§ Passage provided:

Specifically, along the moving direction of the reversing mechanism 20, the brake motor 30 and the brake 10 are located on a same side of the reducer 50, that is, the brake motor 30 is located on a side that is of the reducer 50 and that faces the annular pressure sensor 40. In addition, along the radial direction of the rotation input member 21 of the reversing mechanism 20, the brake motor 30 and the reversing mechanism 20 are disposed side by side.

As shown in FIG. 15, the reducer 50 includes an input shaft 51 and an output shaft 52 that are in transmission connection. The input shaft 51 is coaxially driven with the motor shaft 31 of the brake motor 30, and the output shaft 52 is coaxially driven with the rotation input member 21 of the reversing mechanism 20. The reducer 50 and the reversing mechanism 20 are adjacently arranged and connected to each other, so that a power transmission path from the brake motor 30 to the reversing mechanism 20 can be shortened, transmission efficiency can be improved, and a volume can be reduced.

In an embodiment, along the direction vertical to the displacement direction of the reversing mechanism 20, the input shaft 51 and the output shaft 52 are disposed side by side, and axial directions of the input shaft 51 and the output shaft 52 are both parallel to the displacement direction of the reversing mechanism 20.

In other words, the reducer 50 includes the input shaft 51 and the output shaft 52, where the input shaft 51 and the motor shaft of the brake motor 30 are coaxially driven; along the radial direction of the annular pressure sensor 40, the input shaft 51 and the output shaft 52 are disposed side by side; and along the axial direction of the annular pressure sensor 40, the brake motor 30 and the annular pressure sensor 40 are arranged on the same side of the plurality of gears. The reducer 50 is arranged along an arrangement direction of the brake motor 30 and the rotation input member 21, and is arranged adjacent to the brake motor 30 and the rotation input member 21 at the same time, to shorten a power transmission path from the brake motor 30 to the sliding output member 22, improve transmission efficiency, and reduce a volume.

§ Records:
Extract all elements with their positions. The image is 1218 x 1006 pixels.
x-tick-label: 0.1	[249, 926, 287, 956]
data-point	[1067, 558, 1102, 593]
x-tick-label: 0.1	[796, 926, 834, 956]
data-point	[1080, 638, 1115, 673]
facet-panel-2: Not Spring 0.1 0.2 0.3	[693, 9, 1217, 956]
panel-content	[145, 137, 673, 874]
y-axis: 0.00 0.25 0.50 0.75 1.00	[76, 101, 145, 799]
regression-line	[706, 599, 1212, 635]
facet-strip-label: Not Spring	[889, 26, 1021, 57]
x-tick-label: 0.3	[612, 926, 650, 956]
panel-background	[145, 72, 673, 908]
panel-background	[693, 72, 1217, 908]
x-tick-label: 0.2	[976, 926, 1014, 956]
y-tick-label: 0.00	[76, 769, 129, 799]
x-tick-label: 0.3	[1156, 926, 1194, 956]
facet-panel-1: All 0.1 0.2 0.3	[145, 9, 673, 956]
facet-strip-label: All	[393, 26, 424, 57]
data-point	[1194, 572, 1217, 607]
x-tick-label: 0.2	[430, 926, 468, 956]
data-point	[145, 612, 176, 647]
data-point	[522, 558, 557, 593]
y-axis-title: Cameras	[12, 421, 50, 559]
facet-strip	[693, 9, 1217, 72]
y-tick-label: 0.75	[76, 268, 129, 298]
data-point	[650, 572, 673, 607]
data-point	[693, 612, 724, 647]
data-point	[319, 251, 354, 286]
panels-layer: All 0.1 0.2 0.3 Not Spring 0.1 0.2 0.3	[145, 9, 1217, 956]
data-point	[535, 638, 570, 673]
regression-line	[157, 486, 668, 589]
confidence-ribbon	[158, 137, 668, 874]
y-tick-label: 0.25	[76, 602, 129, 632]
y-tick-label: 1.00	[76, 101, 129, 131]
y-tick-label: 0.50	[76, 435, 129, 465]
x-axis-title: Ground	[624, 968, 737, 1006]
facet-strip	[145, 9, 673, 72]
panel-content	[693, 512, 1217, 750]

§ Task description: From the passage on the brake motor and reducer, write out word for word the part starting with "As shown in" and going on through "can be reduced.".

§ Response:
As shown in FIG. 15, the reducer 50 includes an input shaft 51 and an output shaft 52 that are in transmission connection. The input shaft 51 is coaxially driven with the motor shaft 31 of the brake motor 30, and the output shaft 52 is coaxially driven with the rotation input member 21 of the reversing mechanism 20. The reducer 50 and the reversing mechanism 20 are adjacently arranged and connected to each other, so that a power transmission path from the brake motor 30 to the reversing mechanism 20 can be shortened, transmission efficiency can be improved, and a volume can be reduced.